(Work to be completed): Pictures in the data below are not part of the copy; transcribe everything else exactly.

(Data extract):

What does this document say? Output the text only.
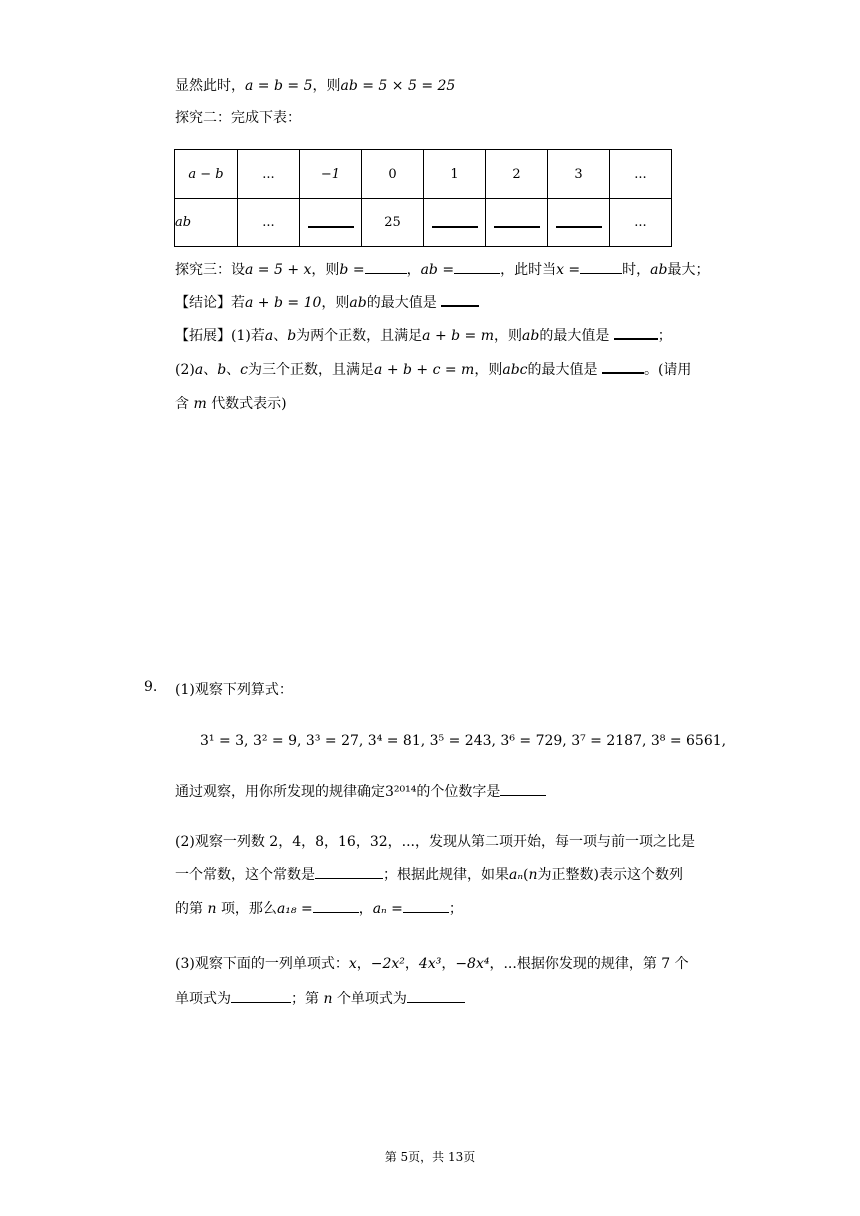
显然此时，a = b = 5，则ab = 5 × 5 = 25
探究二：完成下表：
a − b	...	−1	0	1	2	3	...
ab	...		25				...
探究三：设a = 5 + x，则b =	，ab =	，此时当x =	时，ab最大；
【结论】若a + b = 10，则ab的最大值是
【拓展】(1)若a、b为两个正数，且满足a + b = m，则ab的最大值是	；
(2)a、b、c为三个正数，且满足a + b + c = m，则abc的最大值是	。(请用
含 m 代数式表示)
9. (1)观察下列算式：
3¹ = 3, 3² = 9, 3³ = 27, 3⁴ = 81, 3⁵ = 243, 3⁶ = 729, 3⁷ = 2187, 3⁸ = 6561,
通过观察，用你所发现的规律确定3²⁰¹⁴的个位数字是
(2)观察一列数 2，4，8，16，32，...，发现从第二项开始，每一项与前一项之比是
一个常数，这个常数是	；根据此规律，如果aₙ(n为正整数)表示这个数列
的第 n 项，那么a₁₈ =	，aₙ =	；
(3)观察下面的一列单项式：x，−2x²，4x³，−8x⁴，...根据你发现的规律，第 7 个
单项式为	；第 n 个单项式为
第 5页，共 13页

(Solution to this task):
What does this document say? Output the text only.
显然此时，a = b = 5，则ab = 5 × 5 = 25
探究二：完成下表：
a − b	...	−1	0	1	2	3	...
ab	...		25				...
探究三：设a = 5 + x，则b =	，ab =	，此时当x =	时，ab最大；
【结论】若a + b = 10，则ab的最大值是
【拓展】(1)若a、b为两个正数，且满足a + b = m，则ab的最大值是	；
(2)a、b、c为三个正数，且满足a + b + c = m，则abc的最大值是	。(请用
含 m 代数式表示)
9. (1)观察下列算式：
3¹ = 3, 3² = 9, 3³ = 27, 3⁴ = 81, 3⁵ = 243, 3⁶ = 729, 3⁷ = 2187, 3⁸ = 6561,
通过观察，用你所发现的规律确定3²⁰¹⁴的个位数字是
(2)观察一列数 2，4，8，16，32，...，发现从第二项开始，每一项与前一项之比是
一个常数，这个常数是	；根据此规律，如果aₙ(n为正整数)表示这个数列
的第 n 项，那么a₁₈ =	，aₙ =	；
(3)观察下面的一列单项式：x，−2x²，4x³，−8x⁴，...根据你发现的规律，第 7 个
单项式为	；第 n 个单项式为
第 5页，共 13页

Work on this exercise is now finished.